# The request
List each line of the data that holds the word "collison".

# Data lines
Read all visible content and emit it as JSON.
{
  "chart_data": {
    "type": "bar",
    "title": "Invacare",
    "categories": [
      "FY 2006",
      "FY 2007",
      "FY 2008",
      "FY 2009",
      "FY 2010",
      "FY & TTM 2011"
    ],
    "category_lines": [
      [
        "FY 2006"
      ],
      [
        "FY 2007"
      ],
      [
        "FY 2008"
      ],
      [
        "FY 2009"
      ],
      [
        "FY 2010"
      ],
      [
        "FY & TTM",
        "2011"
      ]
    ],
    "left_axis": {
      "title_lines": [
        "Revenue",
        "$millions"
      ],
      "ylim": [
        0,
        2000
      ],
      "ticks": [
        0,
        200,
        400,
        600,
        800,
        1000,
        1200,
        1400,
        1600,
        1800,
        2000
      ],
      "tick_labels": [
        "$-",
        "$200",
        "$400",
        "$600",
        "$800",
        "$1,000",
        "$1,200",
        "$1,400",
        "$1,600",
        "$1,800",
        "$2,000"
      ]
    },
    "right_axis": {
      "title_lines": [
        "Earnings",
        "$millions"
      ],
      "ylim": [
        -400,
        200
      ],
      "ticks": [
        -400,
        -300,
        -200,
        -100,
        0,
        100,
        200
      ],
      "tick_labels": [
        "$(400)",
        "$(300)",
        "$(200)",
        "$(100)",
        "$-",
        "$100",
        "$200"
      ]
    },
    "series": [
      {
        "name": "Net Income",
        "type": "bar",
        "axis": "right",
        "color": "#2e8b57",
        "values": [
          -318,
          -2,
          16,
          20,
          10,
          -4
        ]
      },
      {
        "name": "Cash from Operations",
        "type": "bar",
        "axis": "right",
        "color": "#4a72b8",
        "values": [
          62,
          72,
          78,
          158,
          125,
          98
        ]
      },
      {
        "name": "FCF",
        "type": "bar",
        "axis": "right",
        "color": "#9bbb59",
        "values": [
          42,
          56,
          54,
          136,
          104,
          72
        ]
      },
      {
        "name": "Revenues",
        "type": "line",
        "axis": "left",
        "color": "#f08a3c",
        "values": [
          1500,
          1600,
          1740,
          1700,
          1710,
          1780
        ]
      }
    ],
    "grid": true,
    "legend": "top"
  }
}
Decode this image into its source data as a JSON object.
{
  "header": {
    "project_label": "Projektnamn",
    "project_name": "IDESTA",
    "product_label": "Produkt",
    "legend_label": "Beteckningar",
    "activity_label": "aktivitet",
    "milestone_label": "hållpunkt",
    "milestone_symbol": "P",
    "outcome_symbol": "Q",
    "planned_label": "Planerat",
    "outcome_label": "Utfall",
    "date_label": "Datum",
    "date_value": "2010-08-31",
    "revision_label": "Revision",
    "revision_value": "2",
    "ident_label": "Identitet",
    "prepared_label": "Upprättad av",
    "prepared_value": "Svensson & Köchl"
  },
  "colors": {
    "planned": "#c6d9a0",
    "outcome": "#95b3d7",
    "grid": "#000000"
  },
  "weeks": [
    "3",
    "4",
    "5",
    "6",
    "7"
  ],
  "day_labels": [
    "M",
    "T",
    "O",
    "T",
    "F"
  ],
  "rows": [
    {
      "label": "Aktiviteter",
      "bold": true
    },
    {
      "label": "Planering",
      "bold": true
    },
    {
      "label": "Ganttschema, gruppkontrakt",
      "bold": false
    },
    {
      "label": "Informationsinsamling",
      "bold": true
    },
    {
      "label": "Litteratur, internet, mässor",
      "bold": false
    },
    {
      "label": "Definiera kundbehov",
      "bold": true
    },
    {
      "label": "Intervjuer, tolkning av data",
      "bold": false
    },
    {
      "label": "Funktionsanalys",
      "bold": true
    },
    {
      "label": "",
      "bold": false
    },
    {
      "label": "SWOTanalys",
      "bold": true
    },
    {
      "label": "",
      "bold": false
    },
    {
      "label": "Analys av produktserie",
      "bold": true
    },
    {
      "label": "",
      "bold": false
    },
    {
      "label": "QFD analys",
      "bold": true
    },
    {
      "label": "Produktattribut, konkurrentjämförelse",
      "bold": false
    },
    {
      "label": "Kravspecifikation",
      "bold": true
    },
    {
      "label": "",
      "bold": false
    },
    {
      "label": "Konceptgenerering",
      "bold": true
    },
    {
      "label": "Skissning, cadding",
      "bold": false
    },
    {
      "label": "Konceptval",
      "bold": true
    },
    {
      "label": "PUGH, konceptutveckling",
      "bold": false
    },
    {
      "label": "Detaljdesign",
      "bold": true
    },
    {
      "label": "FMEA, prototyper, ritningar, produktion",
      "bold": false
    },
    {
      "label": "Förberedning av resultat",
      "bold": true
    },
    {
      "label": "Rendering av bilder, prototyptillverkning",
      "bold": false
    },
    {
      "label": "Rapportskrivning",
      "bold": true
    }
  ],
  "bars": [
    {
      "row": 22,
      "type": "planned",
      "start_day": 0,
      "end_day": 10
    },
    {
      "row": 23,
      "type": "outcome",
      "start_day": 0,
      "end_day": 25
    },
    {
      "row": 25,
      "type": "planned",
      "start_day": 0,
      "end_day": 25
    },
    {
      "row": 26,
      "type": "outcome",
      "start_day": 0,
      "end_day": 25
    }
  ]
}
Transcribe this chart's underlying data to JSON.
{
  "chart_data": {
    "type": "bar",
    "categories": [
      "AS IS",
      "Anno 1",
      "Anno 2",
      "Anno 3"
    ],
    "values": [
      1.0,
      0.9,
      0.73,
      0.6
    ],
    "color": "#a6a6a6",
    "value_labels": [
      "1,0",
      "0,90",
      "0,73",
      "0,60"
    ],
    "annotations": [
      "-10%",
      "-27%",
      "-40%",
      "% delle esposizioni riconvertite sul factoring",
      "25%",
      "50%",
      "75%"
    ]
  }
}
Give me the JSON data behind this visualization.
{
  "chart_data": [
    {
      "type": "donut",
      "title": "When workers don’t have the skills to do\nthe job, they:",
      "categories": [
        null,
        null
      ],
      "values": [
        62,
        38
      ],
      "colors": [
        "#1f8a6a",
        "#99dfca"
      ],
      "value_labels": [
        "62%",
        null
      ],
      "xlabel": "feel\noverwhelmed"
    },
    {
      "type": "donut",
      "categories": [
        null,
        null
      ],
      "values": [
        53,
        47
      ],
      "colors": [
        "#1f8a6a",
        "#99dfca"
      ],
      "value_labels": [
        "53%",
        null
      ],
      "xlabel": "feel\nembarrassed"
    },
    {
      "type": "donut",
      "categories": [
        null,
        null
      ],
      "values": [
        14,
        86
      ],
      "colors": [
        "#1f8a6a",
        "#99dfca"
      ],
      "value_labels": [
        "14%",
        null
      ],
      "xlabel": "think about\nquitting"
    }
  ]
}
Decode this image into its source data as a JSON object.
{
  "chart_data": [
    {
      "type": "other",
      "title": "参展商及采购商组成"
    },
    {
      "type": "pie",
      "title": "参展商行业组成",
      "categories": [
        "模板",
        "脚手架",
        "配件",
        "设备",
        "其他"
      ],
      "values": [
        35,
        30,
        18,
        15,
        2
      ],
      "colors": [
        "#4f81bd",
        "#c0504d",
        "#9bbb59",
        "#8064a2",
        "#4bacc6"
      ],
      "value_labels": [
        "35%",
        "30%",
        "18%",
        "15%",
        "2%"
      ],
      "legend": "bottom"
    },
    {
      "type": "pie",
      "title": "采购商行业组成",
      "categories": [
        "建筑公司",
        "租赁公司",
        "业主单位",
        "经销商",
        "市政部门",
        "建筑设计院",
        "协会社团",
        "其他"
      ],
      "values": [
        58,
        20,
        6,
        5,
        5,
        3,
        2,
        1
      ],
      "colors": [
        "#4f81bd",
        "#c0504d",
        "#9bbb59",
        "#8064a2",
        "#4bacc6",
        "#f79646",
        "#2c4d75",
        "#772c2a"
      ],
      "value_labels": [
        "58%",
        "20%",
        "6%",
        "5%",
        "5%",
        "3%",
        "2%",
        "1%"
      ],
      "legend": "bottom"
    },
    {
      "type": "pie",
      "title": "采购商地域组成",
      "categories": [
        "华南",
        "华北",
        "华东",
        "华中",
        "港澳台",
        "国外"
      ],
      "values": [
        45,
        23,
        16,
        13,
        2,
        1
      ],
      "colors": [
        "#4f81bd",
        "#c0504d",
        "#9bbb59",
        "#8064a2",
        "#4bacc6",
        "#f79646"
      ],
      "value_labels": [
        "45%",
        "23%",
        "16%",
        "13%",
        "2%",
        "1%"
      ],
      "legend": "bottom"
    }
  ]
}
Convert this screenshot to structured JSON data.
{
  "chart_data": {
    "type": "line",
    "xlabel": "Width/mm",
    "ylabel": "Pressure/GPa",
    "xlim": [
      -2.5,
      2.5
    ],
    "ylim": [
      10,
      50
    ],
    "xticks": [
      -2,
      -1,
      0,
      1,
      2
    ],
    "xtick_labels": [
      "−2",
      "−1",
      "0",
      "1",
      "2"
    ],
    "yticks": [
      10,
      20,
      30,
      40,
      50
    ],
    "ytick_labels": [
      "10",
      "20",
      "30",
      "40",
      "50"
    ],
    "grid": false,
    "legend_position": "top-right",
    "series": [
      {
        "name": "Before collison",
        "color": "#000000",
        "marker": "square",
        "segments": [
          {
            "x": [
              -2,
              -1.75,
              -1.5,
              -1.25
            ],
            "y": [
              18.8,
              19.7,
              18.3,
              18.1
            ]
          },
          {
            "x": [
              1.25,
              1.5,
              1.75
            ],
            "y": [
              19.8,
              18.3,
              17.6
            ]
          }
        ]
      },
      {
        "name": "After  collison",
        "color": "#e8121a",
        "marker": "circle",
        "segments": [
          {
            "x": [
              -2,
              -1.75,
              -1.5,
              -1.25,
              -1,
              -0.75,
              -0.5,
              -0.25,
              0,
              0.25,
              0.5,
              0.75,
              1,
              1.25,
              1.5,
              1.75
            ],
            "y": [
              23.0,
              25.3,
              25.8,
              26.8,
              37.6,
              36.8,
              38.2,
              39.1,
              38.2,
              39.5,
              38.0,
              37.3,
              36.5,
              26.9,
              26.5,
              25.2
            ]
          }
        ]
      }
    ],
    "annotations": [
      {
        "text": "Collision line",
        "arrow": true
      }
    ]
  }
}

# Written response
        "name": "Before collison",
        "name": "After  collison",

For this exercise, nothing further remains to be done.